_Stated problem a_
Reproduce the rows word for word, from their first line through the line that contains "In FIG. 17, the spindle 94 is at (1080, 580).", including both ends. Omit the pictures.

++++ Document text ++++

I have this data
df <- data.frame(
id = c(1L,1L,1L,2L,2L,2L,3L,3L),
groupA = c("A","A","B","B","B","B","A","A"),
groupB = c("red", "red", "red", "blue", "red", "blue", "blue", "red"))
id groupA groupB
1 1 A red
2 1 A red
3 1 B red
4 2 B blue
5 2 B red
6 2 B blue
7 3 A blue
8 3 A red
I would like to make groups by multiple columns to get this
id groupA groupB nr.group
1 1 A red 1
2 1 A red 1
3 1 B red 2
4 2 B blue 1
5 2 B red 2
6 2 B blue 1
7 3 A blue 1
8 3 A red 2
My solution
df %>%
group_by(id, groupA, groupB)%>%
mutate(nr.group = 1:n())
But it count rows within groups. And I would like to try dplyr and basic R solution to compare.
CodePudding user response:
You could try
library(dplyr)
df %>%
group_by(id) %>%
mutate(grp = paste(groupA, groupB),
nr.group = match(grp, unique(grp))) %>%
ungroup() %>%
select(-grp)
or
df %>%
distinct() %>%
group_by(id) %>%
mutate(nr.group = 1:n()) %>%
left_join(df, .)

++++

_Stated problem b_
Continue the thread about numbering groups in an R data frame from the point where it ends.

++++ Provided records ++++

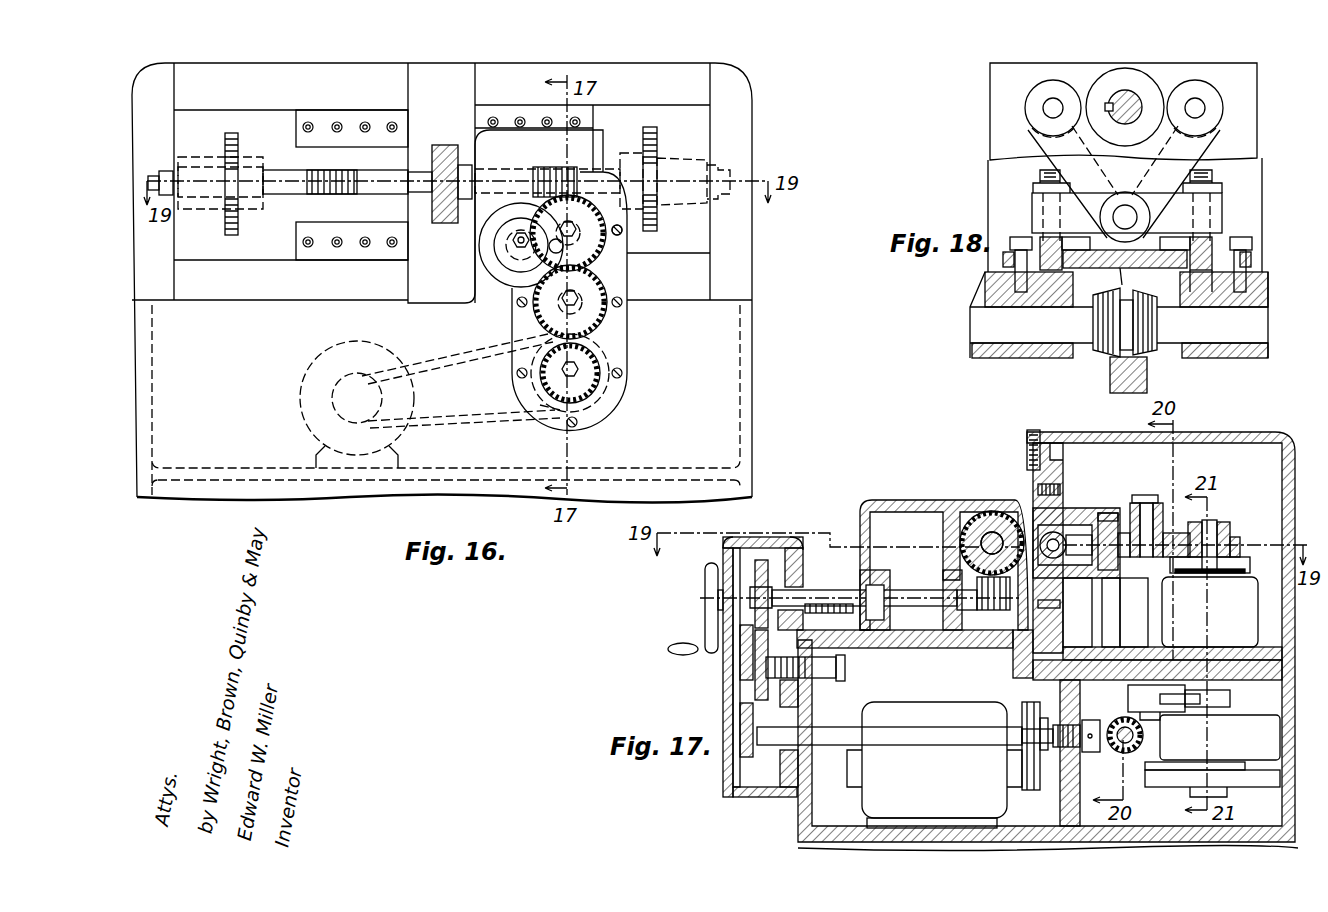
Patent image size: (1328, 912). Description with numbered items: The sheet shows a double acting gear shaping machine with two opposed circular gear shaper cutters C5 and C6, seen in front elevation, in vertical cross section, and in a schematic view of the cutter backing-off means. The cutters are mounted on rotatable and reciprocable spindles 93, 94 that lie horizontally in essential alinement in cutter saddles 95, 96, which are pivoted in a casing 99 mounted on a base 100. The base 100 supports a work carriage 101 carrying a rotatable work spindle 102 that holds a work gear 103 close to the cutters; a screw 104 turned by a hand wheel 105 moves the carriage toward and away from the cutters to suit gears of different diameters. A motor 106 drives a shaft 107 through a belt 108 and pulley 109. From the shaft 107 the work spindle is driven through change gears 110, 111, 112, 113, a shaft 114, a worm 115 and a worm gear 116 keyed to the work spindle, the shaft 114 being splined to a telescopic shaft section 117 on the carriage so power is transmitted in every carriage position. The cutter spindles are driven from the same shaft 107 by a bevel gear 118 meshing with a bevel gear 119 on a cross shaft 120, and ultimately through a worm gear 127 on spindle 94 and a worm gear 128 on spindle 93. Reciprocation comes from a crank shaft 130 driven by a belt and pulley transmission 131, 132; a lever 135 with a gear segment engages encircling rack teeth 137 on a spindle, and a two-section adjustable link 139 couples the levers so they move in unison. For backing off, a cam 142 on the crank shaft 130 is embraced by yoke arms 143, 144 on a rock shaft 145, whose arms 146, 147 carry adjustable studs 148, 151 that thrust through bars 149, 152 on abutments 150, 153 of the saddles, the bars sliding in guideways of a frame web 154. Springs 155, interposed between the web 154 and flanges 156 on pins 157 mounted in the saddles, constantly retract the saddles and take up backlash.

In FIG. 16, the spindle 93 is at (386, 203).
In FIG. 18, the spindle 93 is at (1000, 345).
In FIG. 16, the spindle 94 is at (523, 178).
In FIG. 18, the spindle 94 is at (1250, 332).
In FIG. 17, the spindle 94 is at (1080, 580).
In FIG. 18, the cutter saddle 95 is at (1050, 350).
In FIG. 18, the cutter saddle 96 is at (1190, 348).
In FIG. 17, the cutter saddle 96 is at (1062, 497).
In FIG. 17, the casing 99 is at (1050, 442).
In FIG. 16, the base 100 is at (722, 360).
In FIG. 17, the base 100 is at (798, 835).
In FIG. 17, the work carriage 101 is at (885, 498).
In FIG. 17, the work spindle 102 is at (993, 510).
In FIG. 16, the work gear 103 is at (447, 144).
In FIG. 18, the work gear 103 is at (1110, 392).
In FIG. 17, the screw 104 is at (845, 672).
In FIG. 16, the hand wheel 105 is at (484, 271).
In FIG. 17, the hand wheel 105 is at (706, 604).
In FIG. 16, the motor 106 is at (358, 340).
In FIG. 17, the motor 106 is at (935, 690).
In FIG. 16, the shaft 107 is at (538, 420).
In FIG. 17, the shaft 107 is at (950, 745).
In FIG. 16, the belt 108 is at (440, 350).
In FIG. 17, the belt 108 is at (1035, 793).
In FIG. 16, the pulley 109 is at (612, 357).
In FIG. 17, the pulley 109 is at (1022, 702).
In FIG. 16, the change gear 110 is at (604, 412).
In FIG. 17, the change gear 110 is at (740, 720).
In FIG. 16, the change gear 111 is at (610, 320).
In FIG. 17, the change gear 111 is at (755, 690).
In FIG. 16, the change gear 112 is at (610, 275).
In FIG. 17, the change gear 112 is at (740, 660).
In FIG. 16, the change gear 113 is at (630, 244).
In FIG. 17, the change gear 113 is at (763, 560).
In FIG. 17, the shaft 114 is at (818, 592).
In FIG. 17, the worm 115 is at (990, 647).
In FIG. 17, the worm gear 116 is at (985, 535).
In FIG. 17, the telescopic shaft section 117 is at (903, 590).
In FIG. 17, the bevel gear 118 is at (1128, 715).
In FIG. 17, the bevel gear 119 is at (1140, 745).
In FIG. 17, the cross shaft 120 is at (1105, 755).
In FIG. 16, the worm gear 127 is at (660, 140).
In FIG. 16, the worm gear 128 is at (225, 141).
In FIG. 18, the crank shaft 130 is at (1132, 100).
In FIG. 17, the belt 131 is at (1170, 787).
In FIG. 17, the pulley 132 is at (1268, 787).
In FIG. 17, the lever 135 is at (1220, 540).
In FIG. 17, the rack teeth 137 is at (1062, 525).
In FIG. 17, the link 139 is at (1150, 500).
In FIG. 18, the cam 142 is at (1108, 88).
In FIG. 18, the yoke arm 143 is at (1040, 140).
In FIG. 18, the yoke arm 144 is at (1210, 140).
In FIG. 17, the yoke arm 144 is at (1215, 718).
In FIG. 18, the rock shaft 145 is at (1122, 210).
In FIG. 18, the arm 146 is at (1037, 192).
In FIG. 18, the arm 147 is at (1214, 200).
In FIG. 18, the adjustable stud 148 is at (1056, 240).
In FIG. 18, the bar 149 is at (1068, 248).
In FIG. 18, the abutment 150 is at (1070, 268).
In FIG. 18, the adjustable stud 151 is at (1212, 230).
In FIG. 18, the bar 152 is at (1186, 252).
In FIG. 18, the abutment 153 is at (1185, 282).
In FIG. 18, the web 154 is at (1136, 283).
In FIG. 18, the spring 155 is at (1010, 243).
In FIG. 18, the flange 156 is at (1015, 240).
In FIG. 18, the pin 157 is at (1002, 298).
In FIG. 18, the circular gear shaper cutter C5 is at (1108, 358).
In FIG. 18, the circular gear shaper cutter C6 is at (1145, 358).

++++

_Right answer a_
Patent image size: (1328, 912). Description with numbered items: The sheet shows a double acting gear shaping machine with two opposed circular gear shaper cutters C5 and C6, seen in front elevation, in vertical cross section, and in a schematic view of the cutter backing-off means. The cutters are mounted on rotatable and reciprocable spindles 93, 94 that lie horizontally in essential alinement in cutter saddles 95, 96, which are pivoted in a casing 99 mounted on a base 100. The base 100 supports a work carriage 101 carrying a rotatable work spindle 102 that holds a work gear 103 close to the cutters; a screw 104 turned by a hand wheel 105 moves the carriage toward and away from the cutters to suit gears of different diameters. A motor 106 drives a shaft 107 through a belt 108 and pulley 109. From the shaft 107 the work spindle is driven through change gears 110, 111, 112, 113, a shaft 114, a worm 115 and a worm gear 116 keyed to the work spindle, the shaft 114 being splined to a telescopic shaft section 117 on the carriage so power is transmitted in every carriage position. The cutter spindles are driven from the same shaft 107 by a bevel gear 118 meshing with a bevel gear 119 on a cross shaft 120, and ultimately through a worm gear 127 on spindle 94 and a worm gear 128 on spindle 93. Reciprocation comes from a crank shaft 130 driven by a belt and pulley transmission 131, 132; a lever 135 with a gear segment engages encircling rack teeth 137 on a spindle, and a two-section adjustable link 139 couples the levers so they move in unison. For backing off, a cam 142 on the crank shaft 130 is embraced by yoke arms 143, 144 on a rock shaft 145, whose arms 146, 147 carry adjustable studs 148, 151 that thrust through bars 149, 152 on abutments 150, 153 of the saddles, the bars sliding in guideways of a frame web 154. Springs 155, interposed between the web 154 and flanges 156 on pins 157 mounted in the saddles, constantly retract the saddles and take up backlash.

In FIG. 16, the spindle 93 is at (386, 203).
In FIG. 18, the spindle 93 is at (1000, 345).
In FIG. 16, the spindle 94 is at (523, 178).
In FIG. 18, the spindle 94 is at (1250, 332).
In FIG. 17, the spindle 94 is at (1080, 580).

_Right answer b_
Output
# A tibble: 8 × 4
id groupA groupB nr.group
<int> <chr> <chr> <int>
1 1 A red 1
2 1 A red 1
3 1 B red 2
4 2 B blue 1
5 2 B red 2
6 2 B blue 1
7 3 A blue 1
8 3 A red 2
CodePudding user response:
We could convert to factor
and coerce to integer to do this
library(dplyr)
library(stringr)
df %>%
group_by(id) %>%
mutate(grp = str_c(groupA, groupB),
nr.group = as.integer(factor(grp, levels = unique(grp)))) %>%
ungroup %>%
select(-grp)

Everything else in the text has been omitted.